--- Start Records for the exercise ---
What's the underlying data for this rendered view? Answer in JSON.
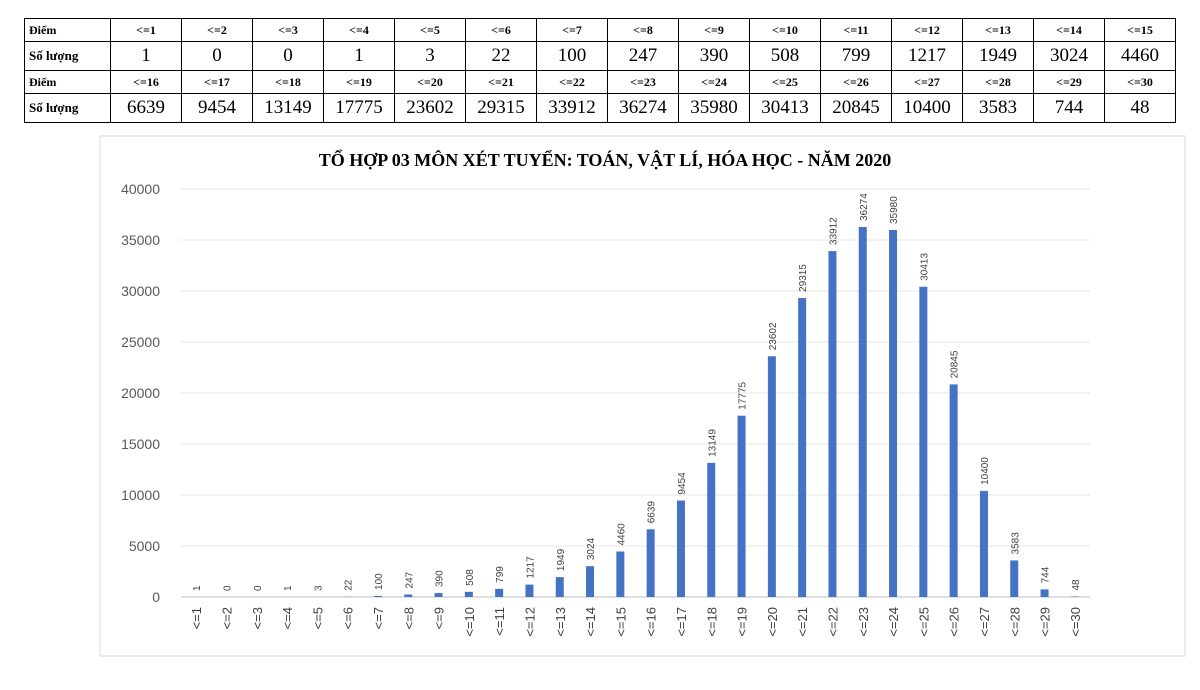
{
  "table": {
    "row_label_score": "Điểm",
    "row_label_count": "Số lượng"
  },
  "chart_data": {
    "type": "bar",
    "title": "TỔ HỢP 03 MÔN XÉT TUYỂN: TOÁN, VẬT LÍ, HÓA HỌC - NĂM 2020",
    "xlabel": "",
    "ylabel": "",
    "categories": [
      "<=1",
      "<=2",
      "<=3",
      "<=4",
      "<=5",
      "<=6",
      "<=7",
      "<=8",
      "<=9",
      "<=10",
      "<=11",
      "<=12",
      "<=13",
      "<=14",
      "<=15",
      "<=16",
      "<=17",
      "<=18",
      "<=19",
      "<=20",
      "<=21",
      "<=22",
      "<=23",
      "<=24",
      "<=25",
      "<=26",
      "<=27",
      "<=28",
      "<=29",
      "<=30"
    ],
    "values": [
      1,
      0,
      0,
      1,
      3,
      22,
      100,
      247,
      390,
      508,
      799,
      1217,
      1949,
      3024,
      4460,
      6639,
      9454,
      13149,
      17775,
      23602,
      29315,
      33912,
      36274,
      35980,
      30413,
      20845,
      10400,
      3583,
      744,
      48
    ],
    "ylim": [
      0,
      40000
    ],
    "yticks": [
      0,
      5000,
      10000,
      15000,
      20000,
      25000,
      30000,
      35000,
      40000
    ],
    "grid": true,
    "legend": "none",
    "bar_color": "#4472C4",
    "data_labels": true
  }
}
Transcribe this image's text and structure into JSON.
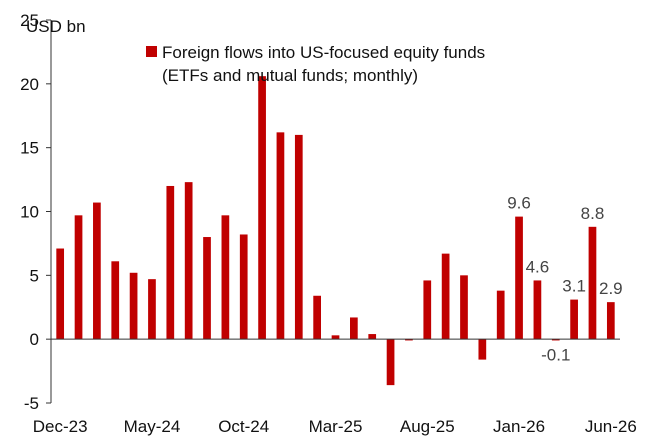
{
  "chart_data": {
    "type": "bar",
    "unit_label": "USD bn",
    "legend": [
      "Foreign flows into US-focused equity funds",
      "(ETFs and mutual funds; monthly)"
    ],
    "x": [
      "Dec-23",
      "Jan-24",
      "Feb-24",
      "Mar-24",
      "Apr-24",
      "May-24",
      "Jun-24",
      "Jul-24",
      "Aug-24",
      "Sep-24",
      "Oct-24",
      "Nov-24",
      "Dec-24",
      "Jan-25",
      "Feb-25",
      "Mar-25",
      "Apr-25",
      "May-25",
      "Jun-25",
      "Jul-25",
      "Aug-25",
      "Sep-25",
      "Oct-25",
      "Nov-25",
      "Dec-25",
      "Jan-26",
      "Feb-26",
      "Mar-26",
      "Apr-26",
      "May-26",
      "Jun-26"
    ],
    "values": [
      7.1,
      9.7,
      10.7,
      6.1,
      5.2,
      4.7,
      12.0,
      12.3,
      8.0,
      9.7,
      8.2,
      20.6,
      16.2,
      16.0,
      3.4,
      0.3,
      1.7,
      0.4,
      -3.6,
      -0.1,
      4.6,
      6.7,
      5.0,
      -1.6,
      3.8,
      9.6,
      4.6,
      -0.1,
      3.1,
      8.8,
      2.9
    ],
    "x_tick_labels": [
      "Dec-23",
      "May-24",
      "Oct-24",
      "Mar-25",
      "Aug-25",
      "Jan-26",
      "Jun-26"
    ],
    "y_ticks": [
      -5,
      0,
      5,
      10,
      15,
      20,
      25
    ],
    "ylim": [
      -5,
      25
    ],
    "data_labels": [
      {
        "x": "Jan-26",
        "text": "9.6"
      },
      {
        "x": "Feb-26",
        "text": "4.6"
      },
      {
        "x": "Mar-26",
        "text": "-0.1"
      },
      {
        "x": "Apr-26",
        "text": "3.1"
      },
      {
        "x": "May-26",
        "text": "8.8"
      },
      {
        "x": "Jun-26",
        "text": "2.9"
      }
    ],
    "bar_color": "#C00000",
    "grid": false,
    "legend_position": "top-center"
  }
}
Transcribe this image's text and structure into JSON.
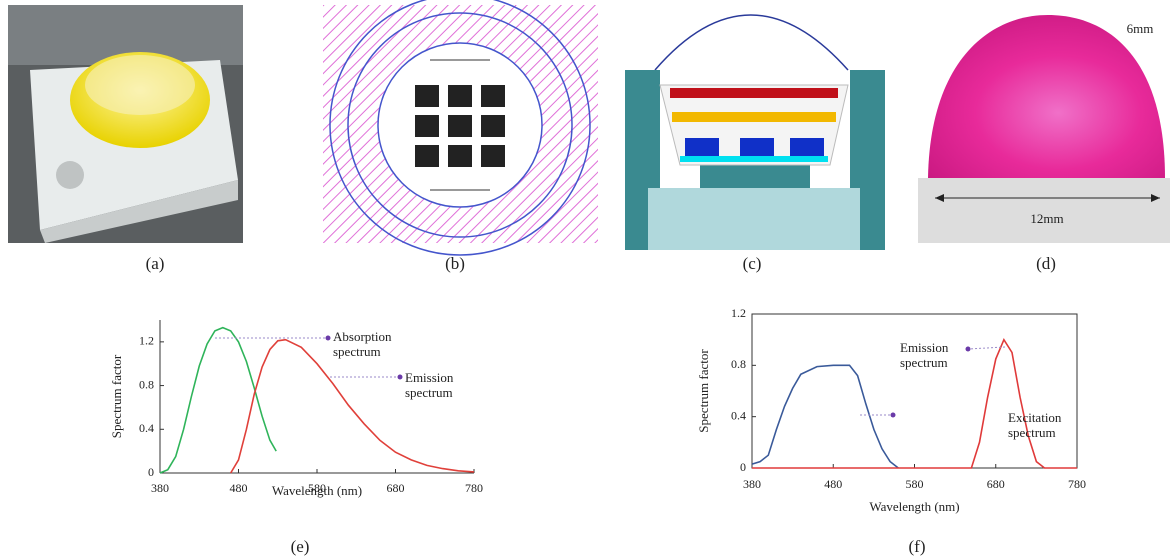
{
  "panel_labels": [
    "(a)",
    "(b)",
    "(c)",
    "(d)",
    "(e)",
    "(f)"
  ],
  "lens_dimensions": {
    "height": "6mm",
    "width": "12mm"
  },
  "chart_data": [
    {
      "type": "line",
      "xlabel": "Wavelength (nm)",
      "ylabel": "Spectrum factor",
      "xlim": [
        380,
        780
      ],
      "xticks": [
        380,
        480,
        580,
        680,
        780
      ],
      "ylim": [
        0,
        1.4
      ],
      "yticks": [
        0,
        0.4,
        0.8,
        1.2
      ],
      "frame": false,
      "series": [
        {
          "name": "Absorption spectrum",
          "color": "#2fb45a",
          "x": [
            380,
            390,
            400,
            410,
            420,
            430,
            440,
            450,
            460,
            470,
            480,
            490,
            500,
            510,
            520,
            528
          ],
          "values": [
            0,
            0.03,
            0.15,
            0.4,
            0.7,
            0.98,
            1.18,
            1.3,
            1.33,
            1.3,
            1.2,
            1.02,
            0.78,
            0.52,
            0.3,
            0.2
          ]
        },
        {
          "name": "Emission spectrum",
          "color": "#e0403a",
          "x": [
            470,
            480,
            490,
            500,
            510,
            520,
            530,
            540,
            560,
            580,
            600,
            620,
            640,
            660,
            680,
            700,
            720,
            740,
            760,
            780
          ],
          "values": [
            0,
            0.12,
            0.4,
            0.72,
            0.97,
            1.13,
            1.21,
            1.22,
            1.15,
            1.0,
            0.82,
            0.62,
            0.45,
            0.3,
            0.19,
            0.12,
            0.07,
            0.04,
            0.02,
            0.01
          ]
        }
      ]
    },
    {
      "type": "line",
      "xlabel": "Wavelength (nm)",
      "ylabel": "Spectrum factor",
      "xlim": [
        380,
        780
      ],
      "xticks": [
        380,
        480,
        580,
        680,
        780
      ],
      "ylim": [
        0,
        1.2
      ],
      "yticks": [
        0,
        0.4,
        0.8,
        1.2
      ],
      "frame": true,
      "series": [
        {
          "name": "Excitation spectrum",
          "color": "#3a5a9a",
          "x": [
            380,
            390,
            400,
            410,
            420,
            430,
            440,
            460,
            480,
            500,
            510,
            520,
            530,
            540,
            550,
            560
          ],
          "values": [
            0.03,
            0.05,
            0.1,
            0.3,
            0.48,
            0.62,
            0.73,
            0.79,
            0.8,
            0.8,
            0.72,
            0.5,
            0.3,
            0.15,
            0.05,
            0
          ]
        },
        {
          "name": "Emission spectrum",
          "color": "#e03a3a",
          "x": [
            380,
            650,
            660,
            670,
            680,
            690,
            700,
            710,
            720,
            730,
            740,
            780
          ],
          "values": [
            0,
            0,
            0.2,
            0.55,
            0.85,
            1.0,
            0.9,
            0.55,
            0.25,
            0.05,
            0,
            0
          ]
        }
      ]
    }
  ]
}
--- End Records for the exercise ---
*What the task requires*
Show, from the listing above, each line that contains the word "name".

*Answer in full*
          "name": "Absorption spectrum",
          "name": "Emission spectrum",
          "name": "Excitation spectrum",
          "name": "Emission spectrum",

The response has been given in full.